* _EXTRAIT_:
Loango n’est rien qu’un point de débarquement, la barre y est rarement mauvaise, mais il serait impossible d’y créer un port. Il n’y a de remarquable à Loango que l’indigène : le Loango.

Ce n’est pas que celui-ci ait une intelligence supérieure ; au contact avec des blancs depuis plusieurs siècles, il n’a apprécié dans la civilisation que l’usage de l’alcool. Ce n’est pas qu’il soit brave et guerrier ; il est, au contraire, fort timide devant le danger. Ce n’est pas non plus qu’il soit beau, j’entends beau, à la façon dont les nègres sont susceptibles de l’être ; la race fut belle sans doute à l’origine ; malheureusement, par l’abus de l’alcool, elle est complètement dégénérée. Le Loango est remarquable en un seul point, mais sur ce point il éclipse tous les autres noirs, il est un porteur merveilleux, c’est grâce à lui que la colonie du Congo a pu exister et se maintenir jusqu’à ces dernières années. Les Loangos sont nés porteurs, ils sont certainement venus au monde avec une charge sur la tête. A voir ces hommes dont la plupart sont d’apparence malingre, on croirait que ces corps amaigris, au torse efflanqué, aux côtes saillantes, aux muscles atrophiés, aux jambes décharnées, aux pieds dévorés par les chiques, doivent être incapables du moindre effort. Et pourtant, dès qu’ils ont 30 kilos sur la tête, quelques-uns 60, — ceux-ci sont payés double, — ils partent légèrement de. leur pas glissant, et par étapes, en vingt jours en moyenne, ils vont jusqu’à Brazzaville, à 500 kilomètres de la côte.

* _JEU DE DONNÉES_:
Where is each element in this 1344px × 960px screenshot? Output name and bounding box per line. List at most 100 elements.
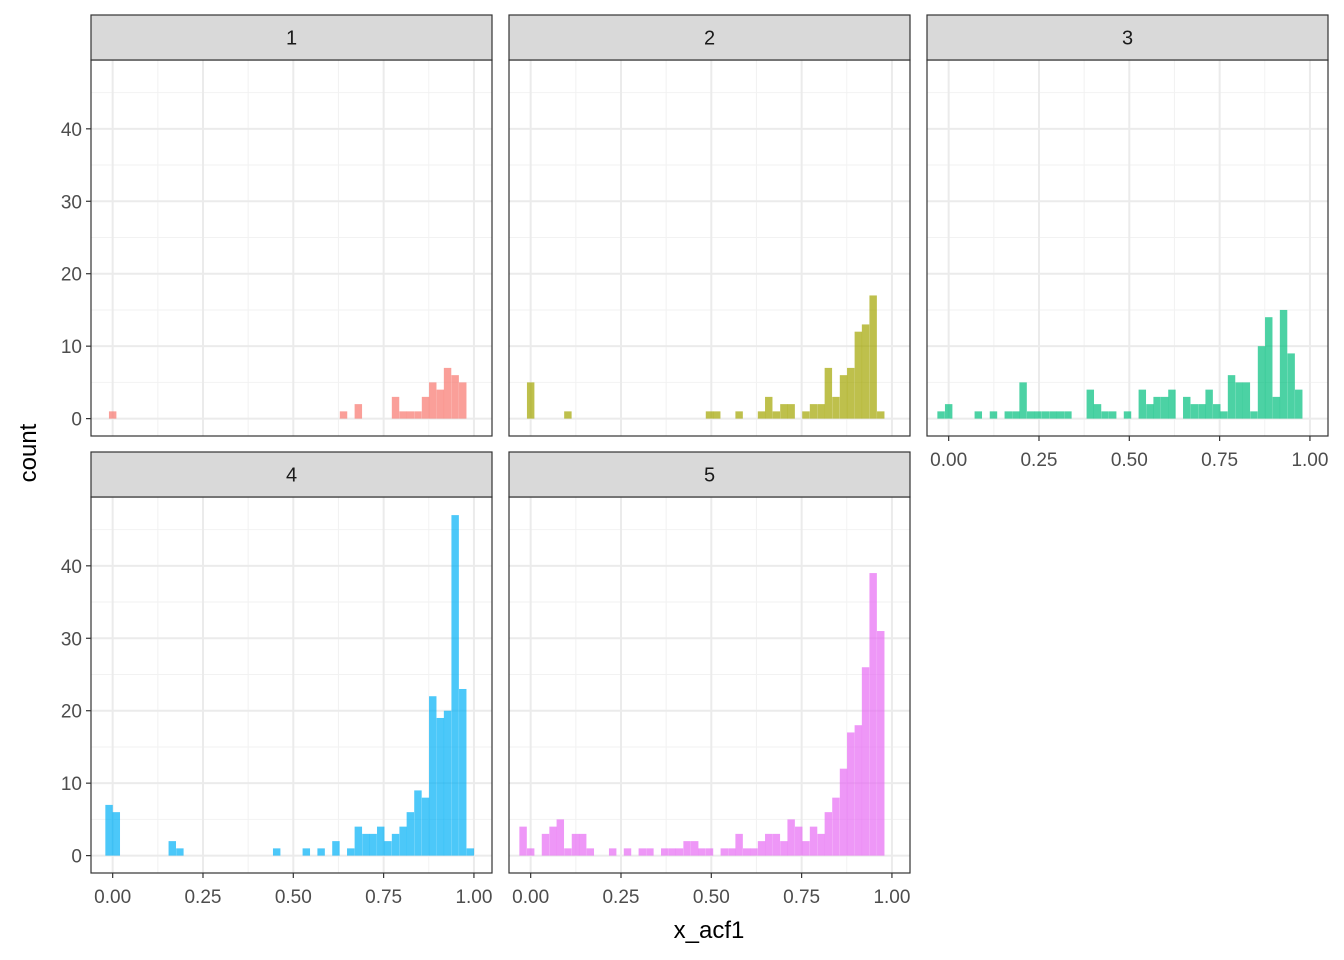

* _OBJECTIF_:
Pouvez-vous recopier mot pour mot, dans l'extrait sur Loango, le passage qui va de « Loango n’est rien » à « l’indigène : le Loango. » ?

* _RÉSULTAT ATTENDU_:
Loango n’est rien qu’un point de débarquement, la barre y est rarement mauvaise, mais il serait impossible d’y créer un port. Il n’y a de remarquable à Loango que l’indigène : le Loango.